_Dataset items:_
====================

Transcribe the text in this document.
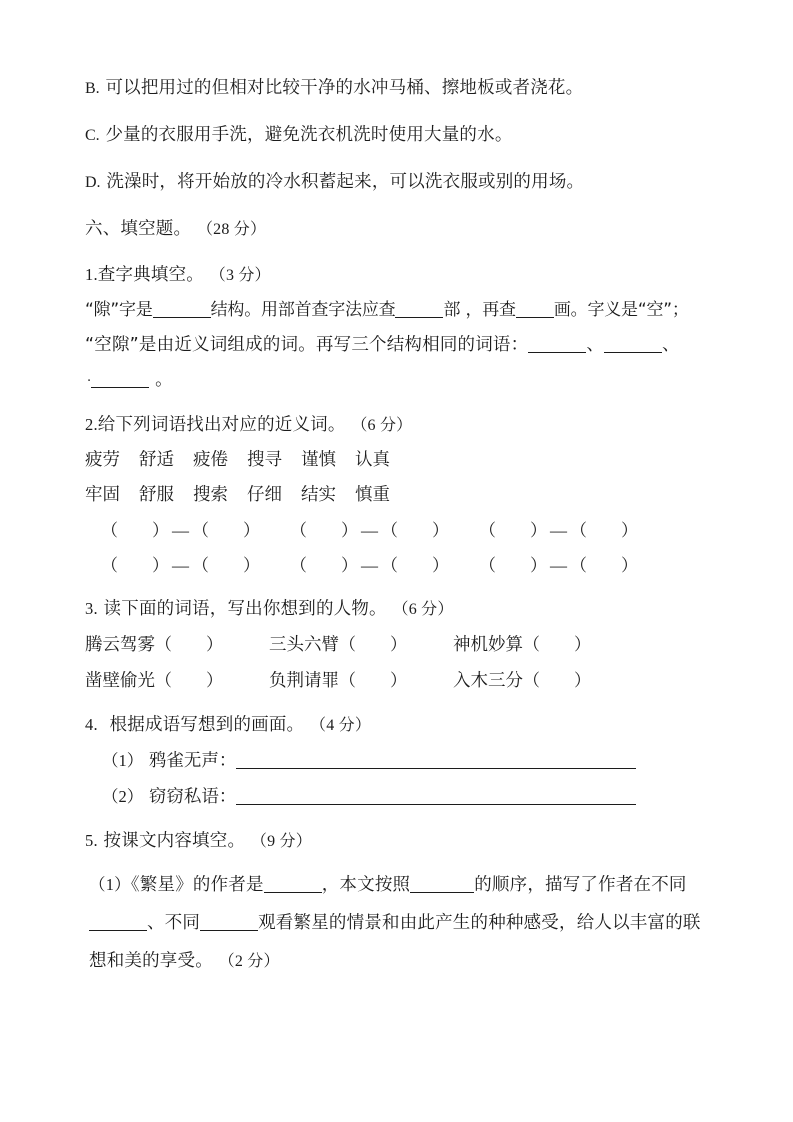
B. 可以把用过的但相对比较干净的水冲马桶、擦地板或者浇花。
C. 少量的衣服用手洗，避免洗衣机洗时使用大量的水。
D. 洗澡时，将开始放的冷水积蓄起来，可以洗衣服或别的用场。
六、填空题。 （28 分）
1.查字典填空。 （3 分）
“隙”字是	结构。用部首查字法应查	部 ，再查 画。字义是“空”；
“空隙”是由近义词组成的词。再写三个结构相同的词语：	、	、
·	。
2.给下列词语找出对应的近义词。 （6 分）
疲劳 舒适 疲倦 搜寻 谨慎 认真
牢固 舒服 搜索 仔细 结实 慎重
（ ） — （ ） （ ） — （ ） （ ） — （ ）
（ ） — （ ） （ ） — （ ） （ ） — （ ）
3. 读下面的词语，写出你想到的人物。 （6 分）
腾云驾雾（ ）	三头六臂（ ）	神机妙算（ ）
凿壁偷光（ ）	负荆请罪（ ）	入木三分（ ）
4. 根据成语写想到的画面。 （4 分）
（1） 鸦雀无声：
（2） 窃窃私语：
5. 按课文内容填空。 （9 分）
（1）《繁星》的作者是	，本文按照	的顺序，描写了作者在不同、不同	观看繁星的情景和由此产生的种种感受，给人以丰富的联想和美的享受。 （2 分）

====================

Restate each entry word for word, leaving out any pictures.

Transcribe the text in this document.
B. 可以把用过的但相对比较干净的水冲马桶、擦地板或者浇花。
C. 少量的衣服用手洗，避免洗衣机洗时使用大量的水。
D. 洗澡时，将开始放的冷水积蓄起来，可以洗衣服或别的用场。
六、填空题。 （28 分）
1.查字典填空。 （3 分）
“隙”字是	结构。用部首查字法应查	部 ，再查 画。字义是“空”；
“空隙”是由近义词组成的词。再写三个结构相同的词语：	、	、
·	。
2.给下列词语找出对应的近义词。 （6 分）
疲劳 舒适 疲倦 搜寻 谨慎 认真
牢固 舒服 搜索 仔细 结实 慎重
（ ） — （ ） （ ） — （ ） （ ） — （ ）
（ ） — （ ） （ ） — （ ） （ ） — （ ）
3. 读下面的词语，写出你想到的人物。 （6 分）
腾云驾雾（ ）	三头六臂（ ）	神机妙算（ ）
凿壁偷光（ ）	负荆请罪（ ）	入木三分（ ）
4. 根据成语写想到的画面。 （4 分）
（1） 鸦雀无声：
（2） 窃窃私语：
5. 按课文内容填空。 （9 分）
（1）《繁星》的作者是	，本文按照	的顺序，描写了作者在不同、不同	观看繁星的情景和由此产生的种种感受，给人以丰富的联想和美的享受。 （2 分）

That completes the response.